> What to produce:
Copy out each line of the data that holds the word "股东权益增加".

Dataset entries:

····················

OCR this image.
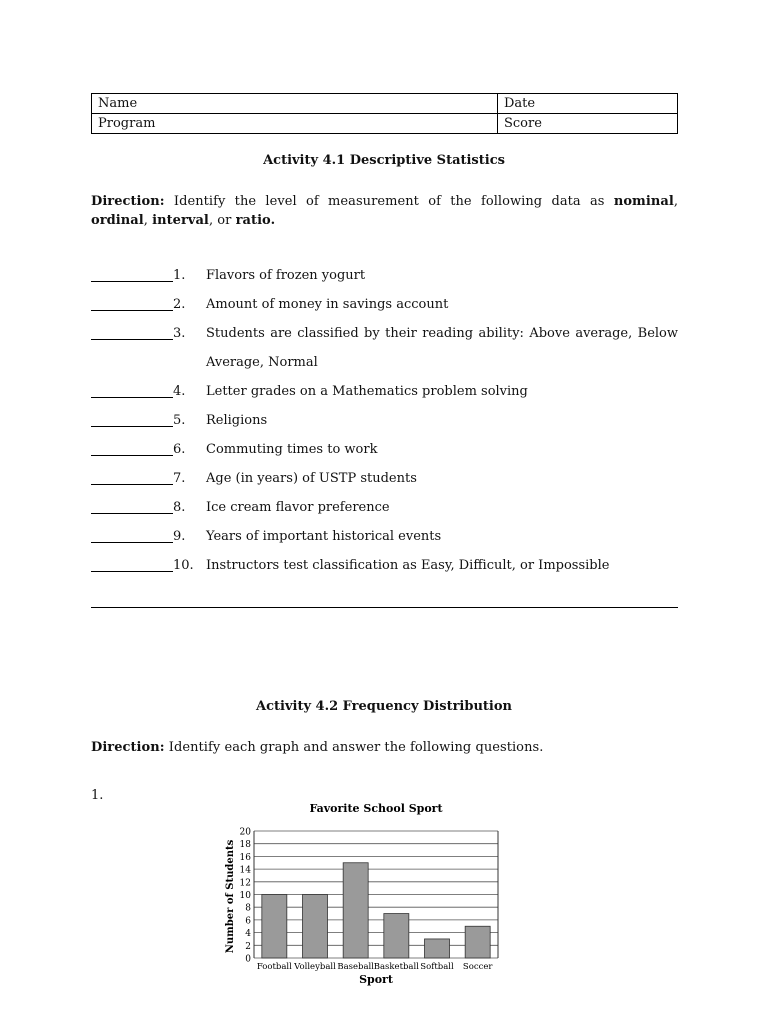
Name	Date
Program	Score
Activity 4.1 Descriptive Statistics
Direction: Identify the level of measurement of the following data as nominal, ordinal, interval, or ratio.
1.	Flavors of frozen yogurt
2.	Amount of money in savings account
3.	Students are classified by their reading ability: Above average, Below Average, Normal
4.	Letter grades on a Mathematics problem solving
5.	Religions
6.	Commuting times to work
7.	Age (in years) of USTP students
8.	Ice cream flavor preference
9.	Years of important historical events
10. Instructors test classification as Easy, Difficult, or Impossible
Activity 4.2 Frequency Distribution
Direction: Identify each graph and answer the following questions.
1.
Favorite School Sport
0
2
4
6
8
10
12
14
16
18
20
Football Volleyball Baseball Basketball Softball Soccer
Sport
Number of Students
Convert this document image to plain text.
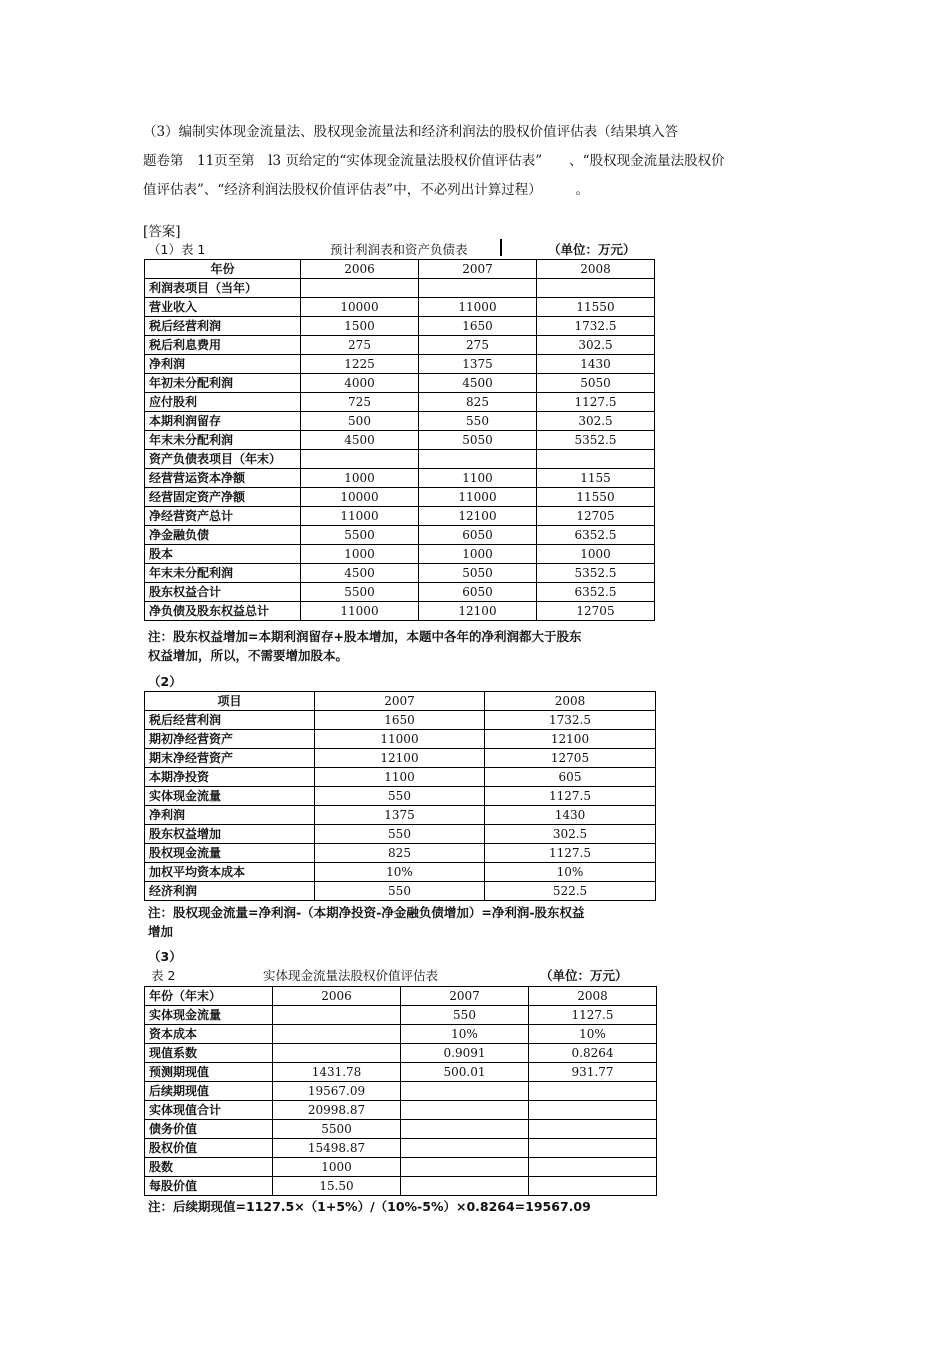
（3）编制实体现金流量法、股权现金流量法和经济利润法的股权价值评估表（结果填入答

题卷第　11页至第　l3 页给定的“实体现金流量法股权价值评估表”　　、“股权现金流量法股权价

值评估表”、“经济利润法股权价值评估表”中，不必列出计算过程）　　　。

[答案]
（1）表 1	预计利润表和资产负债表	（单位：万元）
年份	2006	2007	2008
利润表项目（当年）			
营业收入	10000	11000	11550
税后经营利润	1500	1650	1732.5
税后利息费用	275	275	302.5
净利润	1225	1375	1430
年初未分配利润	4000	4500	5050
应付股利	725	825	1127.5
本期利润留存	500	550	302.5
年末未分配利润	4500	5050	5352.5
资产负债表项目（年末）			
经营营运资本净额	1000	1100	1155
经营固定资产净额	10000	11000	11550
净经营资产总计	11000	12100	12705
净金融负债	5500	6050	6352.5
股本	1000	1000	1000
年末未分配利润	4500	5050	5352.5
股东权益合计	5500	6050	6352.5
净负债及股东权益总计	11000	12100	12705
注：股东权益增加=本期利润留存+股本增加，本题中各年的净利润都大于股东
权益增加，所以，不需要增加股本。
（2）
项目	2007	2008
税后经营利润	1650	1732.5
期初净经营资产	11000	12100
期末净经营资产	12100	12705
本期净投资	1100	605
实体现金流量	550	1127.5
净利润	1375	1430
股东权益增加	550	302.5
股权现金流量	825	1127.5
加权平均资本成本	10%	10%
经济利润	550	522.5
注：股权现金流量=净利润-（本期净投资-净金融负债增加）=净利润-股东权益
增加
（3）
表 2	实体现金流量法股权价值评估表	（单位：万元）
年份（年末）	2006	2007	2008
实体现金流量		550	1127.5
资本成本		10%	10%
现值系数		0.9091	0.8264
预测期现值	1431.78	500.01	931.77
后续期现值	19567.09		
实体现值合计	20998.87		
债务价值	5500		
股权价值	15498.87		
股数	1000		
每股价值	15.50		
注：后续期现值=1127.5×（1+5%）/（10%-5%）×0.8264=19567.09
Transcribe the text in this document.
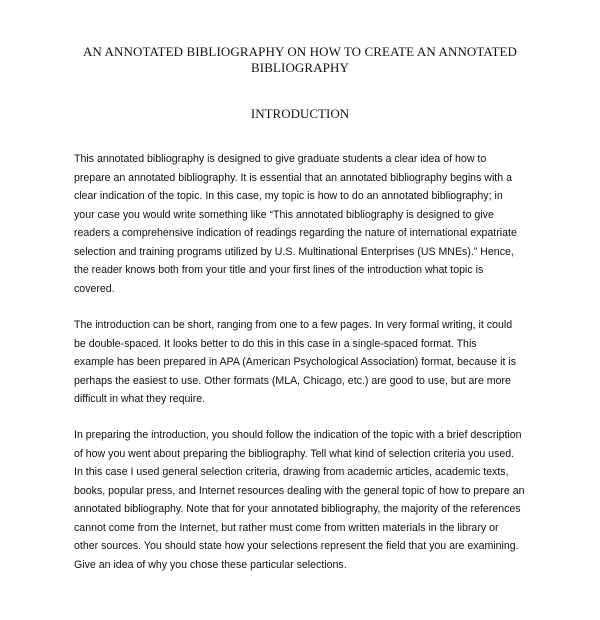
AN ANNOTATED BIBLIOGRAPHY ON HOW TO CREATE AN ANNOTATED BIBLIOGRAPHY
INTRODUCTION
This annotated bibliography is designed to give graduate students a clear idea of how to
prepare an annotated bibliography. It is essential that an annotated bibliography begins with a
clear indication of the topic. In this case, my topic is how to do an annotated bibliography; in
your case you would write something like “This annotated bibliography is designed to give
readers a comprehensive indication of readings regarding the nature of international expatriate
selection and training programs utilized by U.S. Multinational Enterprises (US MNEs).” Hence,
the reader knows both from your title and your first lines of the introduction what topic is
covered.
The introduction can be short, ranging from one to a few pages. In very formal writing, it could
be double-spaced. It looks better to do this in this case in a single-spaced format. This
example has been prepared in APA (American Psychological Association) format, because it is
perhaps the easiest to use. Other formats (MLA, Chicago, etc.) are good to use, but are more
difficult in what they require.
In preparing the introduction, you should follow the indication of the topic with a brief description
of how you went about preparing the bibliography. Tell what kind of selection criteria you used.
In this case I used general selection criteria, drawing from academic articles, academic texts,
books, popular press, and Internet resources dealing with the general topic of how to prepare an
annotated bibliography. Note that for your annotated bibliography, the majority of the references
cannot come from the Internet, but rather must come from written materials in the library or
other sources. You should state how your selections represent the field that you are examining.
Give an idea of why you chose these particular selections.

····················

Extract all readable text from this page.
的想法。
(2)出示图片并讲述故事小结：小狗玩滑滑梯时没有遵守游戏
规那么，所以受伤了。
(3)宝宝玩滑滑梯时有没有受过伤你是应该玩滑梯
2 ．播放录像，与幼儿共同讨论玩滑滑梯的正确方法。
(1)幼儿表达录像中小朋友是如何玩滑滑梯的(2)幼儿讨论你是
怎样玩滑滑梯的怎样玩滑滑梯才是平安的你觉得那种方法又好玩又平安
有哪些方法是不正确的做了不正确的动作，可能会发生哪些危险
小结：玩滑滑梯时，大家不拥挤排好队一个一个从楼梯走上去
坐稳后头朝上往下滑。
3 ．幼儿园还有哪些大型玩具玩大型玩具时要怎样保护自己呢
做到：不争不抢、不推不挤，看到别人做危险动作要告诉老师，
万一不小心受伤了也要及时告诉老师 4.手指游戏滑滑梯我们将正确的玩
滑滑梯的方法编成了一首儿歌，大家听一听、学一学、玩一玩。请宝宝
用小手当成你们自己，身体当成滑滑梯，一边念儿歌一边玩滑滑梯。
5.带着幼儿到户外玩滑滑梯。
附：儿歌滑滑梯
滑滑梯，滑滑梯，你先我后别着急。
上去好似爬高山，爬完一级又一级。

····················

> Correct result:
注：股东权益增加=本期利润留存+股本增加，本题中各年的净利润都大于股东
股东权益增加	550	302.5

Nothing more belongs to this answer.